---------- Data to process

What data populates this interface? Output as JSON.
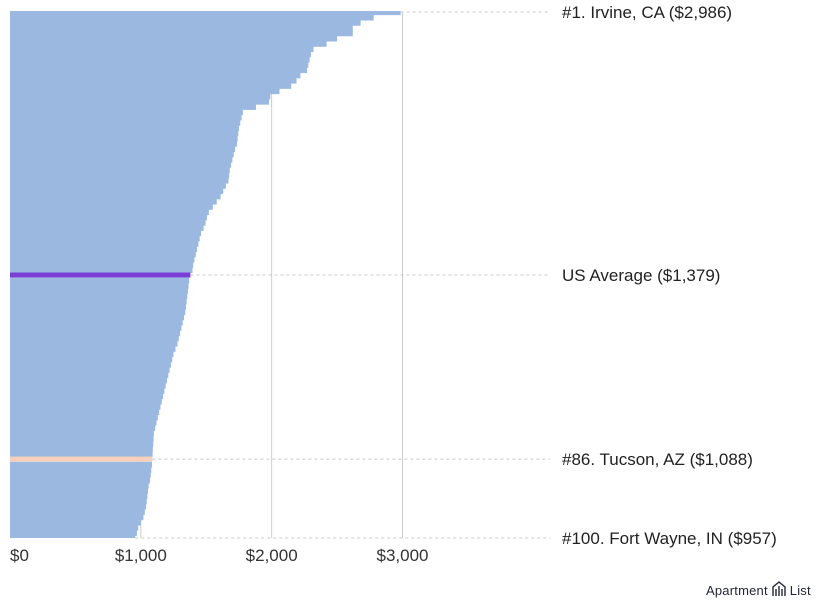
{
  "chart_data": {
    "type": "bar",
    "orientation": "horizontal",
    "title": "",
    "xlabel": "",
    "ylabel": "",
    "xlim": [
      0,
      4000
    ],
    "x_ticks": [
      0,
      1000,
      2000,
      3000
    ],
    "x_tick_labels": [
      "$0",
      "$1,000",
      "$2,000",
      "$3,000"
    ],
    "grid": true,
    "colors": {
      "bars": "#9bb9e0",
      "us_average": "#7b3fd8",
      "highlight": "#f7cfba",
      "gridline": "#cccccc",
      "leader": "#c8c8c8"
    },
    "values": [
      2986,
      2780,
      2680,
      2620,
      2620,
      2500,
      2420,
      2320,
      2300,
      2290,
      2280,
      2270,
      2220,
      2190,
      2150,
      2060,
      1990,
      1980,
      1880,
      1780,
      1770,
      1760,
      1750,
      1745,
      1740,
      1735,
      1720,
      1710,
      1700,
      1690,
      1680,
      1675,
      1670,
      1650,
      1630,
      1610,
      1580,
      1550,
      1520,
      1505,
      1495,
      1480,
      1460,
      1450,
      1440,
      1430,
      1420,
      1410,
      1400,
      1395,
      1379,
      1370,
      1365,
      1360,
      1355,
      1350,
      1345,
      1340,
      1330,
      1320,
      1310,
      1300,
      1290,
      1280,
      1265,
      1250,
      1240,
      1230,
      1220,
      1210,
      1200,
      1190,
      1180,
      1170,
      1160,
      1150,
      1140,
      1130,
      1120,
      1110,
      1100,
      1098,
      1095,
      1092,
      1090,
      1088,
      1085,
      1080,
      1075,
      1070,
      1060,
      1055,
      1050,
      1045,
      1040,
      1030,
      1020,
      1000,
      980,
      970,
      957
    ],
    "us_average_index": 50,
    "highlight_index": 85,
    "callouts": [
      {
        "index": 0,
        "text": "#1. Irvine, CA ($2,986)"
      },
      {
        "index": 50,
        "text": "US Average ($1,379)"
      },
      {
        "index": 85,
        "text": "#86. Tucson, AZ ($1,088)"
      },
      {
        "index": 100,
        "text": "#100. Fort Wayne, IN ($957)"
      }
    ]
  },
  "brand": {
    "name_left": "Apartment",
    "name_right": "List",
    "logo_icon": "apartment-list-logo-icon"
  }
}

--------------------

Gather all lines from the records above in which "text" appears.

        "text": "#1. Irvine, CA ($2,986)"
        "text": "US Average ($1,379)"
        "text": "#86. Tucson, AZ ($1,088)"
        "text": "#100. Fort Wayne, IN ($957)"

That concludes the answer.